> _JOB_
Every entry below must appear again, exactly as written.

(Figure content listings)
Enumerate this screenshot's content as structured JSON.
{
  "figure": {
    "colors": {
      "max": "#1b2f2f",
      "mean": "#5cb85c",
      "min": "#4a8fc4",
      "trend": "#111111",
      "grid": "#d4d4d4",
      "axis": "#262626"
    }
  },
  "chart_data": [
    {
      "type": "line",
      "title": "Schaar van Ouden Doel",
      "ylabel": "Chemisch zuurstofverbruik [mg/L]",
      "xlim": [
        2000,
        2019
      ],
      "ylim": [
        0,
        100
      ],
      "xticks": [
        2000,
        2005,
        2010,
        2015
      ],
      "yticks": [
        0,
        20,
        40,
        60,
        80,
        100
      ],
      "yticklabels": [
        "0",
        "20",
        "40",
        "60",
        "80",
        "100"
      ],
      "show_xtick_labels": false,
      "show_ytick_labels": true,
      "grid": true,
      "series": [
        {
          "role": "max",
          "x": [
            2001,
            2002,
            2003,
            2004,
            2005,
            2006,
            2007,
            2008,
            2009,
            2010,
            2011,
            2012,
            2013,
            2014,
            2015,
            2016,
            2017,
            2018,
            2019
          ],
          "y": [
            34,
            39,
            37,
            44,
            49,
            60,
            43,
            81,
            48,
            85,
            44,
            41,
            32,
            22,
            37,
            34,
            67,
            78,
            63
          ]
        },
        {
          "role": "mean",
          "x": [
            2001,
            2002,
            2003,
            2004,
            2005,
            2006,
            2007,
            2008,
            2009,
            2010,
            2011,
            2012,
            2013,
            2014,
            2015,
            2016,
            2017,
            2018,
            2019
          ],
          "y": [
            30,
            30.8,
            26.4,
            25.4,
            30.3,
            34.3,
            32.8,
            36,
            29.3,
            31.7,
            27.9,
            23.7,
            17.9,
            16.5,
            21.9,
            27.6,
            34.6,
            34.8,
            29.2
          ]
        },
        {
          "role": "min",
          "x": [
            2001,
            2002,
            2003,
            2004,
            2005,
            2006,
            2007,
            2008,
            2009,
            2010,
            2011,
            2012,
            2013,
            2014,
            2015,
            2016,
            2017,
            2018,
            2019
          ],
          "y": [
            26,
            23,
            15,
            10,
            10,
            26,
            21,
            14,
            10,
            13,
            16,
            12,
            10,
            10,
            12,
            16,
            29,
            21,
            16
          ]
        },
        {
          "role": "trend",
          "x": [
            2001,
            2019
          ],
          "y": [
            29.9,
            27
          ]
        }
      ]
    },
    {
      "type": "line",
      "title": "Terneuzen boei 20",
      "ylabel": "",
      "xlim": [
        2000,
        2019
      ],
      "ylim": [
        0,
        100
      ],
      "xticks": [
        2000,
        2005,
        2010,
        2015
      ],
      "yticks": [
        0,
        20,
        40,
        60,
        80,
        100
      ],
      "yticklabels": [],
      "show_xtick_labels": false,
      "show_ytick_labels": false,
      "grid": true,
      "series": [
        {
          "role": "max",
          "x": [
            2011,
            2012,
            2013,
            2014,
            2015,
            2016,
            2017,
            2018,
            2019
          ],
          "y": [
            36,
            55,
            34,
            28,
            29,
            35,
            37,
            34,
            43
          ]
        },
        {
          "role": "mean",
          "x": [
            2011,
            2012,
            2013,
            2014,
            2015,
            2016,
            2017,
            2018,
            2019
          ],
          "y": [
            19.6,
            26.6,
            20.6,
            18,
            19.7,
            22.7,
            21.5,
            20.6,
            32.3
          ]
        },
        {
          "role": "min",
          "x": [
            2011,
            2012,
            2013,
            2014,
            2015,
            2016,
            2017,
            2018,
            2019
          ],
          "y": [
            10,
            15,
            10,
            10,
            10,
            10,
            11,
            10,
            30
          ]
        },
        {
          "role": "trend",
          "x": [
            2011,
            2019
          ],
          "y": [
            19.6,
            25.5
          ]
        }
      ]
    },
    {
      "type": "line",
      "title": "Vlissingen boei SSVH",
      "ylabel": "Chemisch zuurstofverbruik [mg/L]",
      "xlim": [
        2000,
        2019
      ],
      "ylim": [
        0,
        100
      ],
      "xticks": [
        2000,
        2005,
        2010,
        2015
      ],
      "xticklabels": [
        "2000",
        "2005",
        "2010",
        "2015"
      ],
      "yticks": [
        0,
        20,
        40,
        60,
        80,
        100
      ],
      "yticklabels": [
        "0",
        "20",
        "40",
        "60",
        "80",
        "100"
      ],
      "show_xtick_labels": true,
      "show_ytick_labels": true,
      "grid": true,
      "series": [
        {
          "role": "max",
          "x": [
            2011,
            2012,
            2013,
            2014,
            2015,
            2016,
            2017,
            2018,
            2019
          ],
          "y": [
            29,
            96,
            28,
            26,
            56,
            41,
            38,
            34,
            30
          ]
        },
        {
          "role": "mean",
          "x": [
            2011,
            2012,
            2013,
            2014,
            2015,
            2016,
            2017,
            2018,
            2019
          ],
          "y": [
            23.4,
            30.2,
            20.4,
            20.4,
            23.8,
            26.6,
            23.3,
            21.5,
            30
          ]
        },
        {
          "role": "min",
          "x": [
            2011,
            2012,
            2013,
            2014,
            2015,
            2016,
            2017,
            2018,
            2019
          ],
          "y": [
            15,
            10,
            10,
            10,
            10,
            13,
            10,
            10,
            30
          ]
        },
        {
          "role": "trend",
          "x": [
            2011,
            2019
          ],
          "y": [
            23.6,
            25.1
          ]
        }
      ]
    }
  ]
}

> _ANSWER TO THE EXERCISE_
Enumerate this screenshot's content as structured JSON.
{
  "figure": {
    "colors": {
      "max": "#1b2f2f",
      "mean": "#5cb85c",
      "min": "#4a8fc4",
      "trend": "#111111",
      "grid": "#d4d4d4",
      "axis": "#262626"
    }
  },
  "chart_data": [
    {
      "type": "line",
      "title": "Schaar van Ouden Doel",
      "ylabel": "Chemisch zuurstofverbruik [mg/L]",
      "xlim": [
        2000,
        2019
      ],
      "ylim": [
        0,
        100
      ],
      "xticks": [
        2000,
        2005,
        2010,
        2015
      ],
      "yticks": [
        0,
        20,
        40,
        60,
        80,
        100
      ],
      "yticklabels": [
        "0",
        "20",
        "40",
        "60",
        "80",
        "100"
      ],
      "show_xtick_labels": false,
      "show_ytick_labels": true,
      "grid": true,
      "series": [
        {
          "role": "max",
          "x": [
            2001,
            2002,
            2003,
            2004,
            2005,
            2006,
            2007,
            2008,
            2009,
            2010,
            2011,
            2012,
            2013,
            2014,
            2015,
            2016,
            2017,
            2018,
            2019
          ],
          "y": [
            34,
            39,
            37,
            44,
            49,
            60,
            43,
            81,
            48,
            85,
            44,
            41,
            32,
            22,
            37,
            34,
            67,
            78,
            63
          ]
        },
        {
          "role": "mean",
          "x": [
            2001,
            2002,
            2003,
            2004,
            2005,
            2006,
            2007,
            2008,
            2009,
            2010,
            2011,
            2012,
            2013,
            2014,
            2015,
            2016,
            2017,
            2018,
            2019
          ],
          "y": [
            30,
            30.8,
            26.4,
            25.4,
            30.3,
            34.3,
            32.8,
            36,
            29.3,
            31.7,
            27.9,
            23.7,
            17.9,
            16.5,
            21.9,
            27.6,
            34.6,
            34.8,
            29.2
          ]
        },
        {
          "role": "min",
          "x": [
            2001,
            2002,
            2003,
            2004,
            2005,
            2006,
            2007,
            2008,
            2009,
            2010,
            2011,
            2012,
            2013,
            2014,
            2015,
            2016,
            2017,
            2018,
            2019
          ],
          "y": [
            26,
            23,
            15,
            10,
            10,
            26,
            21,
            14,
            10,
            13,
            16,
            12,
            10,
            10,
            12,
            16,
            29,
            21,
            16
          ]
        },
        {
          "role": "trend",
          "x": [
            2001,
            2019
          ],
          "y": [
            29.9,
            27
          ]
        }
      ]
    },
    {
      "type": "line",
      "title": "Terneuzen boei 20",
      "ylabel": "",
      "xlim": [
        2000,
        2019
      ],
      "ylim": [
        0,
        100
      ],
      "xticks": [
        2000,
        2005,
        2010,
        2015
      ],
      "yticks": [
        0,
        20,
        40,
        60,
        80,
        100
      ],
      "yticklabels": [],
      "show_xtick_labels": false,
      "show_ytick_labels": false,
      "grid": true,
      "series": [
        {
          "role": "max",
          "x": [
            2011,
            2012,
            2013,
            2014,
            2015,
            2016,
            2017,
            2018,
            2019
          ],
          "y": [
            36,
            55,
            34,
            28,
            29,
            35,
            37,
            34,
            43
          ]
        },
        {
          "role": "mean",
          "x": [
            2011,
            2012,
            2013,
            2014,
            2015,
            2016,
            2017,
            2018,
            2019
          ],
          "y": [
            19.6,
            26.6,
            20.6,
            18,
            19.7,
            22.7,
            21.5,
            20.6,
            32.3
          ]
        },
        {
          "role": "min",
          "x": [
            2011,
            2012,
            2013,
            2014,
            2015,
            2016,
            2017,
            2018,
            2019
          ],
          "y": [
            10,
            15,
            10,
            10,
            10,
            10,
            11,
            10,
            30
          ]
        },
        {
          "role": "trend",
          "x": [
            2011,
            2019
          ],
          "y": [
            19.6,
            25.5
          ]
        }
      ]
    },
    {
      "type": "line",
      "title": "Vlissingen boei SSVH",
      "ylabel": "Chemisch zuurstofverbruik [mg/L]",
      "xlim": [
        2000,
        2019
      ],
      "ylim": [
        0,
        100
      ],
      "xticks": [
        2000,
        2005,
        2010,
        2015
      ],
      "xticklabels": [
        "2000",
        "2005",
        "2010",
        "2015"
      ],
      "yticks": [
        0,
        20,
        40,
        60,
        80,
        100
      ],
      "yticklabels": [
        "0",
        "20",
        "40",
        "60",
        "80",
        "100"
      ],
      "show_xtick_labels": true,
      "show_ytick_labels": true,
      "grid": true,
      "series": [
        {
          "role": "max",
          "x": [
            2011,
            2012,
            2013,
            2014,
            2015,
            2016,
            2017,
            2018,
            2019
          ],
          "y": [
            29,
            96,
            28,
            26,
            56,
            41,
            38,
            34,
            30
          ]
        },
        {
          "role": "mean",
          "x": [
            2011,
            2012,
            2013,
            2014,
            2015,
            2016,
            2017,
            2018,
            2019
          ],
          "y": [
            23.4,
            30.2,
            20.4,
            20.4,
            23.8,
            26.6,
            23.3,
            21.5,
            30
          ]
        },
        {
          "role": "min",
          "x": [
            2011,
            2012,
            2013,
            2014,
            2015,
            2016,
            2017,
            2018,
            2019
          ],
          "y": [
            15,
            10,
            10,
            10,
            10,
            13,
            10,
            10,
            30
          ]
        },
        {
          "role": "trend",
          "x": [
            2011,
            2019
          ],
          "y": [
            23.6,
            25.1
          ]
        }
      ]
    }
  ]
}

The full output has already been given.